[Stored entries]
:::

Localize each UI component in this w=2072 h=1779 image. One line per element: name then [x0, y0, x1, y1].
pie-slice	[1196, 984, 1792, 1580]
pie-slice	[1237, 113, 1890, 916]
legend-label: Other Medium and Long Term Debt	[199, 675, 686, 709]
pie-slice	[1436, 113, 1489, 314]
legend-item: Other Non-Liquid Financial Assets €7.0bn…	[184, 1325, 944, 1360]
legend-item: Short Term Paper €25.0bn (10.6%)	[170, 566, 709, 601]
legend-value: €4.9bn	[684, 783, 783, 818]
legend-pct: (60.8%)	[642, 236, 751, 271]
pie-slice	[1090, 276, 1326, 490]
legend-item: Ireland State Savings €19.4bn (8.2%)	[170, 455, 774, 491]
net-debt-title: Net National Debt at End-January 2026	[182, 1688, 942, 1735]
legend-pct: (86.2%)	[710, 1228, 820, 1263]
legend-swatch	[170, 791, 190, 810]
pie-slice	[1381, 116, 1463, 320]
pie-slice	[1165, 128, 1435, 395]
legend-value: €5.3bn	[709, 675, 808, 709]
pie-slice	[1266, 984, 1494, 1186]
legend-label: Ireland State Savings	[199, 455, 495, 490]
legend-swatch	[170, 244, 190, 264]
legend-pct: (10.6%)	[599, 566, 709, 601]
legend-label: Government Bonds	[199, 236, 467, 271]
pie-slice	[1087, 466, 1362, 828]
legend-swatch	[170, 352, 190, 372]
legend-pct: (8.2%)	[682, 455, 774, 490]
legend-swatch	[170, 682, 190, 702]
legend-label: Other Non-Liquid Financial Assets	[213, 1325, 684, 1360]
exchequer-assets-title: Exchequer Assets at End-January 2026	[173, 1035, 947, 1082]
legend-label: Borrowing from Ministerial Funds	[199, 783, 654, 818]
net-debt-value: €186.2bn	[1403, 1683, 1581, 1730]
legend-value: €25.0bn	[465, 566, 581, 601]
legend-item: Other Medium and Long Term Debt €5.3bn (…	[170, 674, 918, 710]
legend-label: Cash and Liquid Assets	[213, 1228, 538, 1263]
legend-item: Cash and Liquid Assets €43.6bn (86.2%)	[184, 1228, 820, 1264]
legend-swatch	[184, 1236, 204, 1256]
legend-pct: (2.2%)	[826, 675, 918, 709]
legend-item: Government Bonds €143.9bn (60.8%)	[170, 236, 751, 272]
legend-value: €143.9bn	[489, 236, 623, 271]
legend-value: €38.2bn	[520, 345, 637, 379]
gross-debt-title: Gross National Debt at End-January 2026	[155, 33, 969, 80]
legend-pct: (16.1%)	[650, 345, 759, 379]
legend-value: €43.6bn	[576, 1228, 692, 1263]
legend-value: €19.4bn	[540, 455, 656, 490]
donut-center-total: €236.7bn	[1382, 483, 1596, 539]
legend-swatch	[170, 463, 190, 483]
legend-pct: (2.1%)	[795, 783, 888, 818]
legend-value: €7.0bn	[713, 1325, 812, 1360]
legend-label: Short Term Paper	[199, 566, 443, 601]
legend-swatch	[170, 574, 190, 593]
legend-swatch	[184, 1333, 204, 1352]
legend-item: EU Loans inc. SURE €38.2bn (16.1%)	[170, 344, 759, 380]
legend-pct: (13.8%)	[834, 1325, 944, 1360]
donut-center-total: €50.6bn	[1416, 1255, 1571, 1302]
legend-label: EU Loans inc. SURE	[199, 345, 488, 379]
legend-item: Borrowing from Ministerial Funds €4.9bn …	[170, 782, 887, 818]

:::

- SHORT PROBLEM: Can you transcribe all the records above, line for line, without changing anything?

- REPLY:
Localize each UI component in this w=2072 h=1779 image. One line per element: name then [x0, y0, x1, y1].
pie-slice	[1196, 984, 1792, 1580]
pie-slice	[1237, 113, 1890, 916]
legend-label: Other Medium and Long Term Debt	[199, 675, 686, 709]
pie-slice	[1436, 113, 1489, 314]
legend-item: Other Non-Liquid Financial Assets €7.0bn…	[184, 1325, 944, 1360]
legend-item: Short Term Paper €25.0bn (10.6%)	[170, 566, 709, 601]
legend-value: €4.9bn	[684, 783, 783, 818]
legend-pct: (60.8%)	[642, 236, 751, 271]
pie-slice	[1090, 276, 1326, 490]
legend-item: Ireland State Savings €19.4bn (8.2%)	[170, 455, 774, 491]
net-debt-title: Net National Debt at End-January 2026	[182, 1688, 942, 1735]
legend-pct: (86.2%)	[710, 1228, 820, 1263]
legend-swatch	[170, 791, 190, 810]
pie-slice	[1381, 116, 1463, 320]
pie-slice	[1165, 128, 1435, 395]
legend-value: €5.3bn	[709, 675, 808, 709]
pie-slice	[1266, 984, 1494, 1186]
legend-label: Ireland State Savings	[199, 455, 495, 490]
legend-swatch	[170, 244, 190, 264]
legend-pct: (10.6%)	[599, 566, 709, 601]
legend-label: Government Bonds	[199, 236, 467, 271]
pie-slice	[1087, 466, 1362, 828]
legend-swatch	[170, 352, 190, 372]
legend-pct: (8.2%)	[682, 455, 774, 490]
legend-swatch	[170, 682, 190, 702]
legend-label: Other Non-Liquid Financial Assets	[213, 1325, 684, 1360]
exchequer-assets-title: Exchequer Assets at End-January 2026	[173, 1035, 947, 1082]
legend-label: Borrowing from Ministerial Funds	[199, 783, 654, 818]
net-debt-value: €186.2bn	[1403, 1683, 1581, 1730]
legend-value: €25.0bn	[465, 566, 581, 601]
legend-item: Other Medium and Long Term Debt €5.3bn (…	[170, 674, 918, 710]
legend-label: Cash and Liquid Assets	[213, 1228, 538, 1263]
legend-item: Cash and Liquid Assets €43.6bn (86.2%)	[184, 1228, 820, 1264]
legend-swatch	[184, 1236, 204, 1256]
legend-pct: (2.2%)	[826, 675, 918, 709]
legend-item: Government Bonds €143.9bn (60.8%)	[170, 236, 751, 272]
legend-value: €143.9bn	[489, 236, 623, 271]
legend-value: €38.2bn	[520, 345, 637, 379]
gross-debt-title: Gross National Debt at End-January 2026	[155, 33, 969, 80]
legend-pct: (16.1%)	[650, 345, 759, 379]
legend-value: €43.6bn	[576, 1228, 692, 1263]
legend-value: €19.4bn	[540, 455, 656, 490]
donut-center-total: €236.7bn	[1382, 483, 1596, 539]
legend-swatch	[170, 463, 190, 483]
legend-pct: (2.1%)	[795, 783, 888, 818]
legend-value: €7.0bn	[713, 1325, 812, 1360]
legend-label: Short Term Paper	[199, 566, 443, 601]
legend-swatch	[170, 574, 190, 593]
legend-swatch	[184, 1333, 204, 1352]
legend-item: EU Loans inc. SURE €38.2bn (16.1%)	[170, 344, 759, 380]
legend-pct: (13.8%)	[834, 1325, 944, 1360]
donut-center-total: €50.6bn	[1416, 1255, 1571, 1302]
legend-label: EU Loans inc. SURE	[199, 345, 488, 379]
legend-item: Borrowing from Ministerial Funds €4.9bn …	[170, 782, 887, 818]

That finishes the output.